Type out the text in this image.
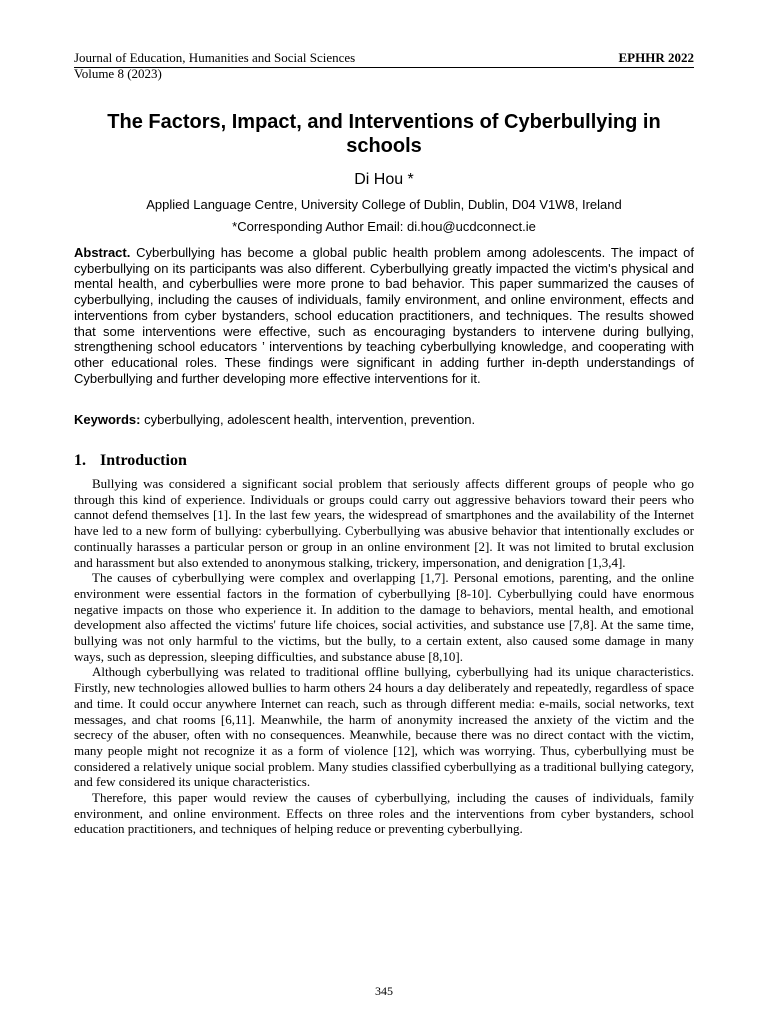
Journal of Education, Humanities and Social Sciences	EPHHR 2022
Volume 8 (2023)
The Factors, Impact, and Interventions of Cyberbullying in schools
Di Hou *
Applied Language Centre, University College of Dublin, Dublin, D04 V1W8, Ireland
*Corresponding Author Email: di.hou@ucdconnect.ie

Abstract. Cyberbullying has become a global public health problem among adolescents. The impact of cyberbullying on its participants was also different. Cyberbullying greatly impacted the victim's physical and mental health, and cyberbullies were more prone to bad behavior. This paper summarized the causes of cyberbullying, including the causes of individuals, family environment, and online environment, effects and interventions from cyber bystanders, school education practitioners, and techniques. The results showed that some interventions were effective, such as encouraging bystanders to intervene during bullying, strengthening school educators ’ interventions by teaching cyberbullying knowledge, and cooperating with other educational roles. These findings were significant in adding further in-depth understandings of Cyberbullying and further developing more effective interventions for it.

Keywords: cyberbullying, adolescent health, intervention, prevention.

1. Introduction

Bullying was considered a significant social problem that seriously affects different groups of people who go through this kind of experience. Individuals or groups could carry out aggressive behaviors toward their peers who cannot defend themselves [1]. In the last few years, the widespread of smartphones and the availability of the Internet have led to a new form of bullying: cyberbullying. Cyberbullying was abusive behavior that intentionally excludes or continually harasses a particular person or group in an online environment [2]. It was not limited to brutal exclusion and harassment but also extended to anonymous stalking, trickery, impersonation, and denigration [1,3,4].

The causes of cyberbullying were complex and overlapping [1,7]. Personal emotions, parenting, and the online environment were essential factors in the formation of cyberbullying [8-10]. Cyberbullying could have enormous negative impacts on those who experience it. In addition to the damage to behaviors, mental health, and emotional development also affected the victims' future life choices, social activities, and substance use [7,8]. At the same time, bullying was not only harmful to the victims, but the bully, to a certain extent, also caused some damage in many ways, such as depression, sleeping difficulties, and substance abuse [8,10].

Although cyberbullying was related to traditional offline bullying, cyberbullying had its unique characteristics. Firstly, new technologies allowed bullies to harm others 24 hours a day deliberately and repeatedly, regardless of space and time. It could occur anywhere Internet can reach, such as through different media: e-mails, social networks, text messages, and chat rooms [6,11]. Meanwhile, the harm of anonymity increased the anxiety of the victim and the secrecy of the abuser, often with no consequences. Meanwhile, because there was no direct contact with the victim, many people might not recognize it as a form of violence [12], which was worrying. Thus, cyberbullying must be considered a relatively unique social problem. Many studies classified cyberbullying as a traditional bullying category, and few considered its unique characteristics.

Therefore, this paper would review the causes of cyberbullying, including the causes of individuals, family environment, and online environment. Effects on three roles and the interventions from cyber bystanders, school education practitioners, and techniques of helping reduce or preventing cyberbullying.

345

...

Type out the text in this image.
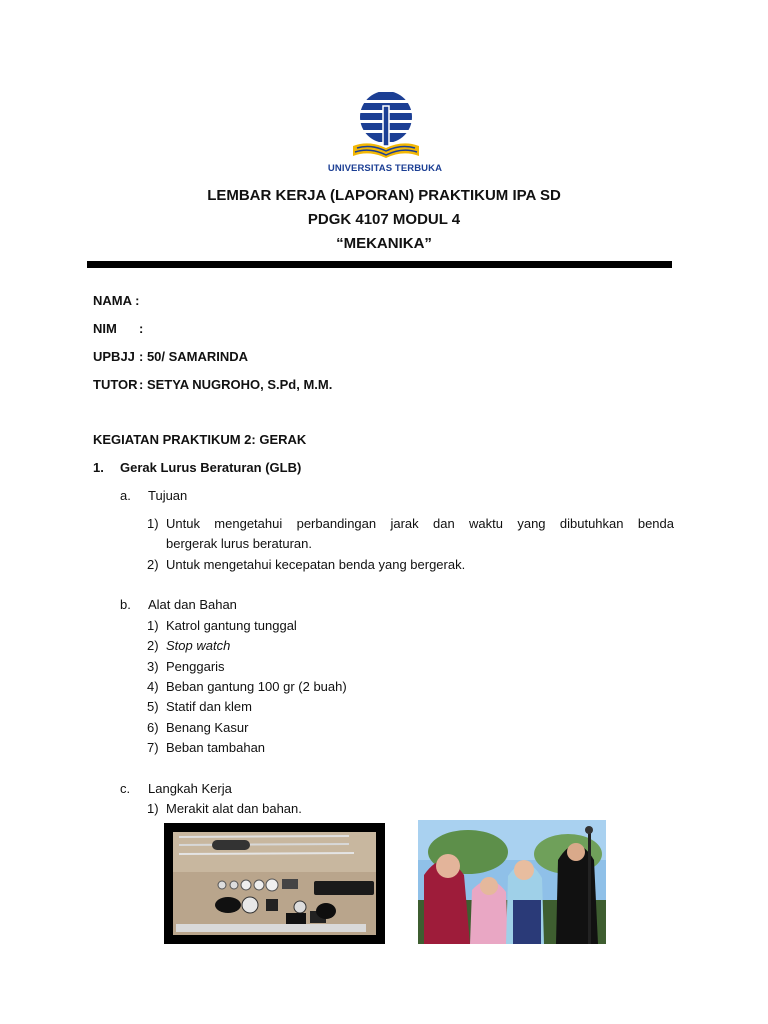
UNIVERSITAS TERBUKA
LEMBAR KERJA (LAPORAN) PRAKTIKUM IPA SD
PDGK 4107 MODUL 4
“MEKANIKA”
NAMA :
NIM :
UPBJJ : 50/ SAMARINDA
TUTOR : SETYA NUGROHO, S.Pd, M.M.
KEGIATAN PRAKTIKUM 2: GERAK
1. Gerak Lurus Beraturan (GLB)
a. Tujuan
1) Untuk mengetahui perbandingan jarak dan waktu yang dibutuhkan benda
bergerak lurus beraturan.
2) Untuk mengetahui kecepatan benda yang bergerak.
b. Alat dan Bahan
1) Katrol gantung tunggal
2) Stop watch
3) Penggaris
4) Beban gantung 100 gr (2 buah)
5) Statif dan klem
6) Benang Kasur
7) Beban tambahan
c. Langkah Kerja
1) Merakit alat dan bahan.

==

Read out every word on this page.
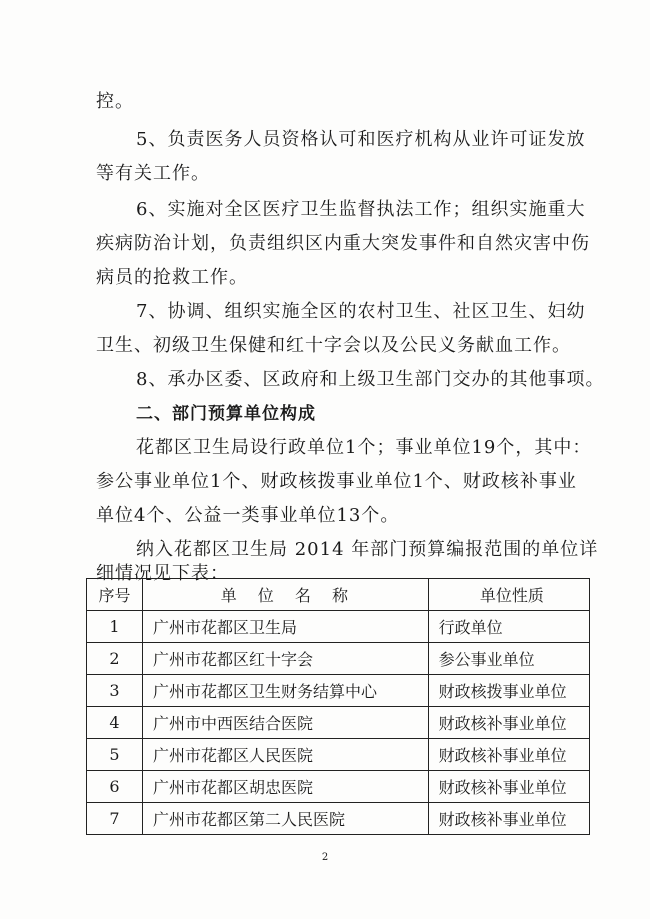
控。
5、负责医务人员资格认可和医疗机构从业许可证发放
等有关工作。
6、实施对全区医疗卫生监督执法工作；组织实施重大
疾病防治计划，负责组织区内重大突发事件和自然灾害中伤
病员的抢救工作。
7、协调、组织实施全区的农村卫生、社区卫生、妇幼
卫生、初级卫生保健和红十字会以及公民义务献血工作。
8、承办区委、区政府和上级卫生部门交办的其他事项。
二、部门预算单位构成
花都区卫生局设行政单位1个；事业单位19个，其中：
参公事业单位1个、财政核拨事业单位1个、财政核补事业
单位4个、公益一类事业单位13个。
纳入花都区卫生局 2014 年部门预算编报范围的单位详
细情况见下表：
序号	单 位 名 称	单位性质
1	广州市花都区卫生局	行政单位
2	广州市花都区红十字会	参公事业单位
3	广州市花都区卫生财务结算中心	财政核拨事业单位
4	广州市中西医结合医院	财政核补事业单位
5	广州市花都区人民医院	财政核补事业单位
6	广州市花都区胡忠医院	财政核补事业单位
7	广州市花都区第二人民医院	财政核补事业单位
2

* **GIVEN TASK**
Examine the records and pull out every line where the string "财政核补事业单位" occurs.

* **EXERCISE SOLUTION**
4	广州市中西医结合医院	财政核补事业单位
5	广州市花都区人民医院	财政核补事业单位
6	广州市花都区胡忠医院	财政核补事业单位
7	广州市花都区第二人民医院	财政核补事业单位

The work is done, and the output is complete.